**Collected data entries**
◇ ◇ ◇ ◇ ◇
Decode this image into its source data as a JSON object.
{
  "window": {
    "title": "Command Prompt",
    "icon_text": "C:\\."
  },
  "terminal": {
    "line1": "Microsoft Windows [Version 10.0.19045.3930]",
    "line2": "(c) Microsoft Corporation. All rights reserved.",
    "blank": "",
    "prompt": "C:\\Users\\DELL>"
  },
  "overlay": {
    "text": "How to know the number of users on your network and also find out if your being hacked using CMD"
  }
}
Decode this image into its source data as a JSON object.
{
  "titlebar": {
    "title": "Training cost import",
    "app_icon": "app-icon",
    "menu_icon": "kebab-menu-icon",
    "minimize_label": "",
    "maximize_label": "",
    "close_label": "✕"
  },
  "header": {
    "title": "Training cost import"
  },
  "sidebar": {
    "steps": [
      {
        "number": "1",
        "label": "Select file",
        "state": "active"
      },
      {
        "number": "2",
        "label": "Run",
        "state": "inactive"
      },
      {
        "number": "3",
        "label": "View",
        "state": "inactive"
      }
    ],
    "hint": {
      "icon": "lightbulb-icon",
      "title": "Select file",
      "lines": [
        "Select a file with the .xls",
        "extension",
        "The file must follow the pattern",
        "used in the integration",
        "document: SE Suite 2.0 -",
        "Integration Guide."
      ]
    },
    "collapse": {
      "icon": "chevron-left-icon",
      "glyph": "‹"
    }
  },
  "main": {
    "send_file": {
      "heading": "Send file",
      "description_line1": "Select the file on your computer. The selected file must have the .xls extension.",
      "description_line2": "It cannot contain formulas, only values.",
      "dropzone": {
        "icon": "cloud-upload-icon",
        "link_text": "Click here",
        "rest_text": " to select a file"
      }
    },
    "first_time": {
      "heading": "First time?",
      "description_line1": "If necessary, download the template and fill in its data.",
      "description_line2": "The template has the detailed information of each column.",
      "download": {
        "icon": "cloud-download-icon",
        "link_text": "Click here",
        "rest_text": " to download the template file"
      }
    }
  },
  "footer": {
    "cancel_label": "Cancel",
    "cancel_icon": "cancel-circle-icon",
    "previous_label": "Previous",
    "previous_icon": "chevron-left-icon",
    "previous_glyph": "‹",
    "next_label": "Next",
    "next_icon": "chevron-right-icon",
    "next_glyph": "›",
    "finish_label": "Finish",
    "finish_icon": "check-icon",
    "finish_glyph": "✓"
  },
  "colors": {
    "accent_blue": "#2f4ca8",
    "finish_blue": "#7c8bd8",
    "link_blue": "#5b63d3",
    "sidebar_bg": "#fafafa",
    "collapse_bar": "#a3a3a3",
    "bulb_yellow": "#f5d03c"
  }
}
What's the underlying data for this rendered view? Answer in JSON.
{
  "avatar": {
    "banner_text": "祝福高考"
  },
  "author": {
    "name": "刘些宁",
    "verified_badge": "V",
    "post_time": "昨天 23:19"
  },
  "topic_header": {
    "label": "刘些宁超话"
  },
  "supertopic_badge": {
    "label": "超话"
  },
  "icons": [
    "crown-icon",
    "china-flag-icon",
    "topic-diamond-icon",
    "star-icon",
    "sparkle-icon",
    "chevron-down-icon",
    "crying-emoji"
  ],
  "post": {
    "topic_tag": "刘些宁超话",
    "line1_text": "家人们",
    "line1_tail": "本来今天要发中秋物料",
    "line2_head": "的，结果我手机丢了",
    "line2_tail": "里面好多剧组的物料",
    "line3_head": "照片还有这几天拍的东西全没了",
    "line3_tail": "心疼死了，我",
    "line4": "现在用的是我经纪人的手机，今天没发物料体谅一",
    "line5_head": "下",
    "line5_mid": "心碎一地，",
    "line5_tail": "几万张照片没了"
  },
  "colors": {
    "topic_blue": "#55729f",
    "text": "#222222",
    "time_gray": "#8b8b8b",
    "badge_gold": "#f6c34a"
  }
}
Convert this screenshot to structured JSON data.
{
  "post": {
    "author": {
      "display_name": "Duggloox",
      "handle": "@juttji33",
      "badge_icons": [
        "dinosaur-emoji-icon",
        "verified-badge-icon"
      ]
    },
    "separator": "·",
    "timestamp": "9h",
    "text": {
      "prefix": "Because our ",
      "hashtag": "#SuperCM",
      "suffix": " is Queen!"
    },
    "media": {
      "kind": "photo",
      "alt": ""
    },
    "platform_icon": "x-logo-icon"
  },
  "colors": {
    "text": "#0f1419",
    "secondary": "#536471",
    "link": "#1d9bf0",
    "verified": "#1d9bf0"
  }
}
◇ ◇ ◇ ◇ ◇
**Required task**
Repeat the line that contains "What's the underlying", then every line after it until the records end, with nothing added.

**Solution for this problem**
What's the underlying data for this rendered view? Answer in JSON.
{
  "avatar": {
    "banner_text": "祝福高考"
  },
  "author": {
    "name": "刘些宁",
    "verified_badge": "V",
    "post_time": "昨天 23:19"
  },
  "topic_header": {
    "label": "刘些宁超话"
  },
  "supertopic_badge": {
    "label": "超话"
  },
  "icons": [
    "crown-icon",
    "china-flag-icon",
    "topic-diamond-icon",
    "star-icon",
    "sparkle-icon",
    "chevron-down-icon",
    "crying-emoji"
  ],
  "post": {
    "topic_tag": "刘些宁超话",
    "line1_text": "家人们",
    "line1_tail": "本来今天要发中秋物料",
    "line2_head": "的，结果我手机丢了",
    "line2_tail": "里面好多剧组的物料",
    "line3_head": "照片还有这几天拍的东西全没了",
    "line3_tail": "心疼死了，我",
    "line4": "现在用的是我经纪人的手机，今天没发物料体谅一",
    "line5_head": "下",
    "line5_mid": "心碎一地，",
    "line5_tail": "几万张照片没了"
  },
  "colors": {
    "topic_blue": "#55729f",
    "text": "#222222",
    "time_gray": "#8b8b8b",
    "badge_gold": "#f6c34a"
  }
}
Convert this screenshot to structured JSON data.
{
  "post": {
    "author": {
      "display_name": "Duggloox",
      "handle": "@juttji33",
      "badge_icons": [
        "dinosaur-emoji-icon",
        "verified-badge-icon"
      ]
    },
    "separator": "·",
    "timestamp": "9h",
    "text": {
      "prefix": "Because our ",
      "hashtag": "#SuperCM",
      "suffix": " is Queen!"
    },
    "media": {
      "kind": "photo",
      "alt": ""
    },
    "platform_icon": "x-logo-icon"
  },
  "colors": {
    "text": "#0f1419",
    "secondary": "#536471",
    "link": "#1d9bf0",
    "verified": "#1d9bf0"
  }
}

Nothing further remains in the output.